_Task objective_. In the entries below, identify every line with the string "Summary" and copy it.

_Entries shown_.
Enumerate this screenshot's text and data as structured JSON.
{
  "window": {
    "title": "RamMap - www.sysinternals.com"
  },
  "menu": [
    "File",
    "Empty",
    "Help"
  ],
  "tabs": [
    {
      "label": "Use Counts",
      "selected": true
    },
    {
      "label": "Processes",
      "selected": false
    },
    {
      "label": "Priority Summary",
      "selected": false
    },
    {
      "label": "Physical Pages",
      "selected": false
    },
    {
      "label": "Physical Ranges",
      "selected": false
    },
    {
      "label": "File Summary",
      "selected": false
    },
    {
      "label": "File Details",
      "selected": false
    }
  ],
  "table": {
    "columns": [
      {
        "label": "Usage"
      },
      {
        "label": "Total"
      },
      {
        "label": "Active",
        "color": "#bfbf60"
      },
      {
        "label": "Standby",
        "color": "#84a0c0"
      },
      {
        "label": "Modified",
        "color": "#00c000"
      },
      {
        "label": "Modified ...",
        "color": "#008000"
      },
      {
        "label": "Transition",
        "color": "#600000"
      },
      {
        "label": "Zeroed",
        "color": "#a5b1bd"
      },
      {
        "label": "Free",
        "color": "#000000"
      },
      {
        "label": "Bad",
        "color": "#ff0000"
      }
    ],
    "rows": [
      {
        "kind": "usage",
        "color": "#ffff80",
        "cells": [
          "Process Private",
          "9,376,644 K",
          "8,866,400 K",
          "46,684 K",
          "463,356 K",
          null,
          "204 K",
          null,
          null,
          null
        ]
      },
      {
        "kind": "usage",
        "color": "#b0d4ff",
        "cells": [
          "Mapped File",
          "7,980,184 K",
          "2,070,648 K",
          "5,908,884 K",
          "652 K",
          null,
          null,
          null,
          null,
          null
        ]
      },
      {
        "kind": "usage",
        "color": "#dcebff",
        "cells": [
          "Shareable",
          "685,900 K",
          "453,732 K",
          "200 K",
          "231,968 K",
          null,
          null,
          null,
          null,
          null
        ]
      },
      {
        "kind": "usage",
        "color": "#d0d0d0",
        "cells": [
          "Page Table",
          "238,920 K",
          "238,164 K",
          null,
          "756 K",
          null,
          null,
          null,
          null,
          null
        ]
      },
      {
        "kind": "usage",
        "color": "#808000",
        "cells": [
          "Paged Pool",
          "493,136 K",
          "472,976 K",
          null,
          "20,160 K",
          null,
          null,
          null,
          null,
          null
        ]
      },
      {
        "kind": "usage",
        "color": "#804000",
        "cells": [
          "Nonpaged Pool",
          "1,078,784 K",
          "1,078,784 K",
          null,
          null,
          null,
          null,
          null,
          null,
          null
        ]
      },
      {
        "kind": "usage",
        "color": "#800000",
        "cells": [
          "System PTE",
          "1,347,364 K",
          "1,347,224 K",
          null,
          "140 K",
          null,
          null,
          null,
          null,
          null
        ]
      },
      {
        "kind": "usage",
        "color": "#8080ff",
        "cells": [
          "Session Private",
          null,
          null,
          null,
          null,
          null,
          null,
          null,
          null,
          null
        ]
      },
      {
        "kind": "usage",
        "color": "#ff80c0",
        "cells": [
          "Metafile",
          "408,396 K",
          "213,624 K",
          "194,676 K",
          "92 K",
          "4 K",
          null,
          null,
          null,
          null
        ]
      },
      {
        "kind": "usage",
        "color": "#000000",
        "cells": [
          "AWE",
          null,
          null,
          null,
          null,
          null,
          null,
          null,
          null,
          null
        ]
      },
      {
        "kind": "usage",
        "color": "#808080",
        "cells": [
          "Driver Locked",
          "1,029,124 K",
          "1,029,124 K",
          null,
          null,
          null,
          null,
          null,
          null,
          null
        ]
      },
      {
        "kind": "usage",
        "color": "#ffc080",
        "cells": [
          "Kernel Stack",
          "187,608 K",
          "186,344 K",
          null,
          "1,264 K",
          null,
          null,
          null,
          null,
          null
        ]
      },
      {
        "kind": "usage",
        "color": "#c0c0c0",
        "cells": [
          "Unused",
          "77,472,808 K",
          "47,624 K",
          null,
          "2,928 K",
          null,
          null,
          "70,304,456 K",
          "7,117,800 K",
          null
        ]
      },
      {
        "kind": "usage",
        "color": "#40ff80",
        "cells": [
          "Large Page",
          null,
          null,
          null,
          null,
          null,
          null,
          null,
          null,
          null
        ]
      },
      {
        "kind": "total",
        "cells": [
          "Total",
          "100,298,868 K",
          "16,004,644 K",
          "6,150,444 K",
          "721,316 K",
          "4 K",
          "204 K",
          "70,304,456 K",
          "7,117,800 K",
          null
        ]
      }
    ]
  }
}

_Answer to this task_.
      "label": "Priority Summary",
      "label": "File Summary",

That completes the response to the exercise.